> [WRITTEN PROBLEM] Copy out the records in full, word for word, without pictures.
>> begin DATASET CONTENT
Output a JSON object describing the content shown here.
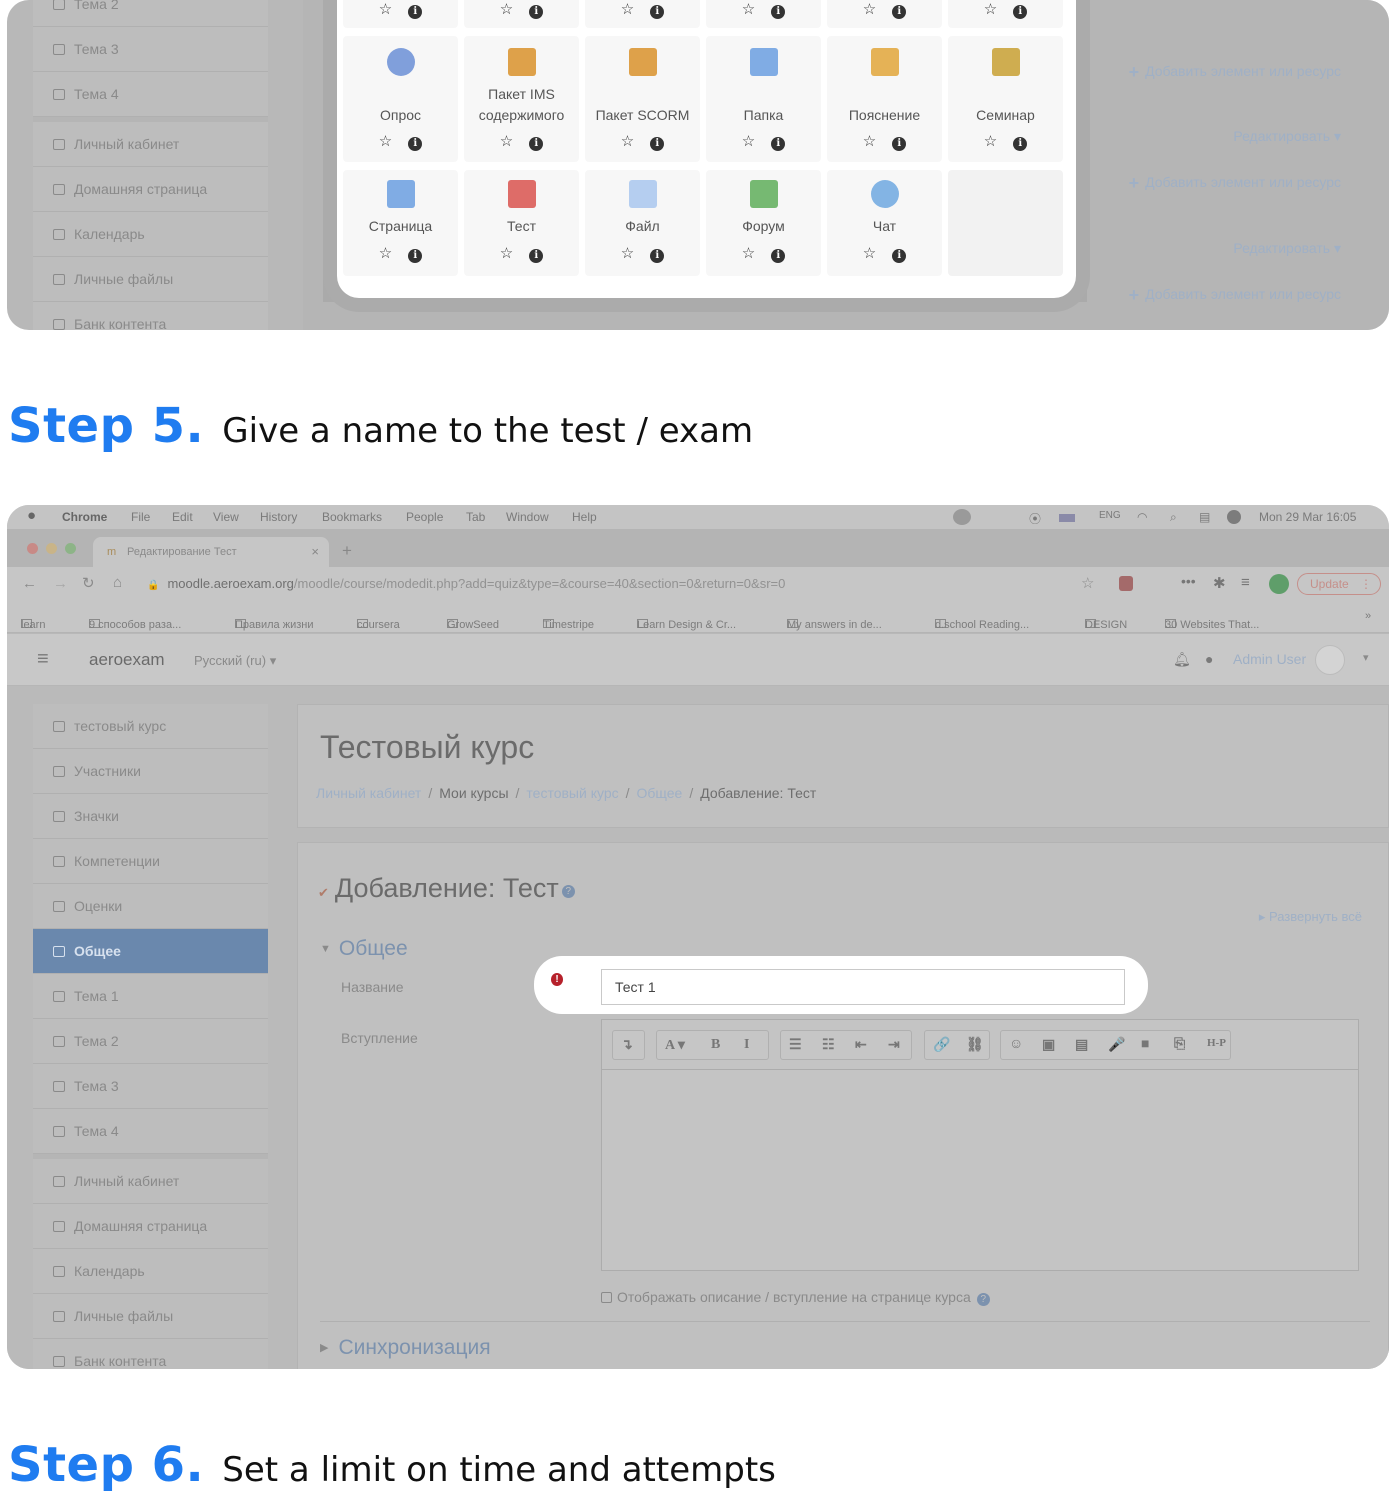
{
  "panel1": {
    "sidebar": [
      "Тема 2",
      "Тема 3",
      "Тема 4",
      "Личный кабинет",
      "Домашняя страница",
      "Календарь",
      "Личные файлы",
      "Банк контента"
    ],
    "right_add_label": "Добавить элемент или ресурс",
    "right_edit_label": "Редактировать",
    "modal_rows": [
      [
        {
          "name": "Опрос",
          "icon": "survey-icon"
        },
        {
          "name": "Пакет IMS содержимого",
          "icon": "ims-package-icon"
        },
        {
          "name": "Пакет SCORM",
          "icon": "scorm-package-icon"
        },
        {
          "name": "Папка",
          "icon": "folder-icon"
        },
        {
          "name": "Пояснение",
          "icon": "label-icon"
        },
        {
          "name": "Семинар",
          "icon": "workshop-icon"
        }
      ],
      [
        {
          "name": "Страница",
          "icon": "page-icon"
        },
        {
          "name": "Тест",
          "icon": "quiz-icon"
        },
        {
          "name": "Файл",
          "icon": "file-icon"
        },
        {
          "name": "Форум",
          "icon": "forum-icon"
        },
        {
          "name": "Чат",
          "icon": "chat-icon"
        }
      ]
    ],
    "star": "☆",
    "info": "i"
  },
  "step5": {
    "number": "Step 5.",
    "text": "Give a name to the test / exam"
  },
  "step6": {
    "number": "Step 6.",
    "text": "Set a limit on time and attempts"
  },
  "browser": {
    "menubar": {
      "apple": "",
      "items": [
        "Chrome",
        "File",
        "Edit",
        "View",
        "History",
        "Bookmarks",
        "People",
        "Tab",
        "Window",
        "Help"
      ],
      "clock": "Mon 29 Mar  16:05"
    },
    "tab_title": "Редактирование Тест",
    "url": "moodle.aeroexam.org/moodle/course/modedit.php?add=quiz&type=&course=40&section=0&return=0&sr=0",
    "url_host": "moodle.aeroexam.org",
    "url_path": "/moodle/course/modedit.php?add=quiz&type=&course=40&section=0&return=0&sr=0",
    "update_label": "Update",
    "bookmarks": [
      "learn",
      "9 способов раза...",
      "Правила жизни",
      "coursera",
      "GrowSeed",
      "Timestripe",
      "Learn Design & Cr...",
      "My answers in de...",
      "d.school Reading...",
      "DESIGN",
      "30 Websites That..."
    ]
  },
  "moodle": {
    "site_name": "aeroexam",
    "language": "Русский (ru)",
    "user": "Admin User",
    "sidebar": [
      {
        "label": "тестовый курс",
        "icon": "graduation-cap-icon"
      },
      {
        "label": "Участники",
        "icon": "users-icon"
      },
      {
        "label": "Значки",
        "icon": "shield-icon"
      },
      {
        "label": "Компетенции",
        "icon": "checkbox-icon"
      },
      {
        "label": "Оценки",
        "icon": "table-icon"
      },
      {
        "label": "Общее",
        "icon": "folder-icon",
        "selected": true
      },
      {
        "label": "Тема 1",
        "icon": "folder-icon"
      },
      {
        "label": "Тема 2",
        "icon": "folder-icon"
      },
      {
        "label": "Тема 3",
        "icon": "folder-icon"
      },
      {
        "label": "Тема 4",
        "icon": "folder-icon"
      }
    ],
    "sidebar2": [
      {
        "label": "Личный кабинет",
        "icon": "dashboard-icon"
      },
      {
        "label": "Домашняя страница",
        "icon": "home-icon"
      },
      {
        "label": "Календарь",
        "icon": "calendar-icon"
      },
      {
        "label": "Личные файлы",
        "icon": "file-icon"
      },
      {
        "label": "Банк контента",
        "icon": "pen-icon"
      }
    ],
    "course_title": "Тестовый курс",
    "breadcrumb": [
      "Личный кабинет",
      "Мои курсы",
      "тестовый курс",
      "Общее",
      "Добавление: Тест"
    ],
    "form_title": "Добавление: Тест",
    "expand_all": "Развернуть всё",
    "section_general": "Общее",
    "name_label": "Название",
    "name_value": "Тест 1",
    "intro_label": "Вступление",
    "show_desc_label": "Отображать описание / вступление на странице курса",
    "section_sync": "Синхронизация",
    "toolbar": [
      "↴",
      "A ▾",
      "B",
      "I",
      "☰",
      "☷",
      "⇤",
      "⇥",
      "🔗",
      "⛓",
      "☺",
      "▣",
      "▤",
      "🎤",
      "■",
      "⎘",
      "H-P"
    ]
  }
}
>> end DATASET CONTENT
> [EXERCISE OUTPUT]
Output a JSON object describing the content shown here.
{
  "panel1": {
    "sidebar": [
      "Тема 2",
      "Тема 3",
      "Тема 4",
      "Личный кабинет",
      "Домашняя страница",
      "Календарь",
      "Личные файлы",
      "Банк контента"
    ],
    "right_add_label": "Добавить элемент или ресурс",
    "right_edit_label": "Редактировать",
    "modal_rows": [
      [
        {
          "name": "Опрос",
          "icon": "survey-icon"
        },
        {
          "name": "Пакет IMS содержимого",
          "icon": "ims-package-icon"
        },
        {
          "name": "Пакет SCORM",
          "icon": "scorm-package-icon"
        },
        {
          "name": "Папка",
          "icon": "folder-icon"
        },
        {
          "name": "Пояснение",
          "icon": "label-icon"
        },
        {
          "name": "Семинар",
          "icon": "workshop-icon"
        }
      ],
      [
        {
          "name": "Страница",
          "icon": "page-icon"
        },
        {
          "name": "Тест",
          "icon": "quiz-icon"
        },
        {
          "name": "Файл",
          "icon": "file-icon"
        },
        {
          "name": "Форум",
          "icon": "forum-icon"
        },
        {
          "name": "Чат",
          "icon": "chat-icon"
        }
      ]
    ],
    "star": "☆",
    "info": "i"
  },
  "step5": {
    "number": "Step 5.",
    "text": "Give a name to the test / exam"
  },
  "step6": {
    "number": "Step 6.",
    "text": "Set a limit on time and attempts"
  },
  "browser": {
    "menubar": {
      "apple": "",
      "items": [
        "Chrome",
        "File",
        "Edit",
        "View",
        "History",
        "Bookmarks",
        "People",
        "Tab",
        "Window",
        "Help"
      ],
      "clock": "Mon 29 Mar  16:05"
    },
    "tab_title": "Редактирование Тест",
    "url": "moodle.aeroexam.org/moodle/course/modedit.php?add=quiz&type=&course=40&section=0&return=0&sr=0",
    "url_host": "moodle.aeroexam.org",
    "url_path": "/moodle/course/modedit.php?add=quiz&type=&course=40&section=0&return=0&sr=0",
    "update_label": "Update",
    "bookmarks": [
      "learn",
      "9 способов раза...",
      "Правила жизни",
      "coursera",
      "GrowSeed",
      "Timestripe",
      "Learn Design & Cr...",
      "My answers in de...",
      "d.school Reading...",
      "DESIGN",
      "30 Websites That..."
    ]
  },
  "moodle": {
    "site_name": "aeroexam",
    "language": "Русский (ru)",
    "user": "Admin User",
    "sidebar": [
      {
        "label": "тестовый курс",
        "icon": "graduation-cap-icon"
      },
      {
        "label": "Участники",
        "icon": "users-icon"
      },
      {
        "label": "Значки",
        "icon": "shield-icon"
      },
      {
        "label": "Компетенции",
        "icon": "checkbox-icon"
      },
      {
        "label": "Оценки",
        "icon": "table-icon"
      },
      {
        "label": "Общее",
        "icon": "folder-icon",
        "selected": true
      },
      {
        "label": "Тема 1",
        "icon": "folder-icon"
      },
      {
        "label": "Тема 2",
        "icon": "folder-icon"
      },
      {
        "label": "Тема 3",
        "icon": "folder-icon"
      },
      {
        "label": "Тема 4",
        "icon": "folder-icon"
      }
    ],
    "sidebar2": [
      {
        "label": "Личный кабинет",
        "icon": "dashboard-icon"
      },
      {
        "label": "Домашняя страница",
        "icon": "home-icon"
      },
      {
        "label": "Календарь",
        "icon": "calendar-icon"
      },
      {
        "label": "Личные файлы",
        "icon": "file-icon"
      },
      {
        "label": "Банк контента",
        "icon": "pen-icon"
      }
    ],
    "course_title": "Тестовый курс",
    "breadcrumb": [
      "Личный кабинет",
      "Мои курсы",
      "тестовый курс",
      "Общее",
      "Добавление: Тест"
    ],
    "form_title": "Добавление: Тест",
    "expand_all": "Развернуть всё",
    "section_general": "Общее",
    "name_label": "Название",
    "name_value": "Тест 1",
    "intro_label": "Вступление",
    "show_desc_label": "Отображать описание / вступление на странице курса",
    "section_sync": "Синхронизация",
    "toolbar": [
      "↴",
      "A ▾",
      "B",
      "I",
      "☰",
      "☷",
      "⇤",
      "⇥",
      "🔗",
      "⛓",
      "☺",
      "▣",
      "▤",
      "🎤",
      "■",
      "⎘",
      "H-P"
    ]
  }
}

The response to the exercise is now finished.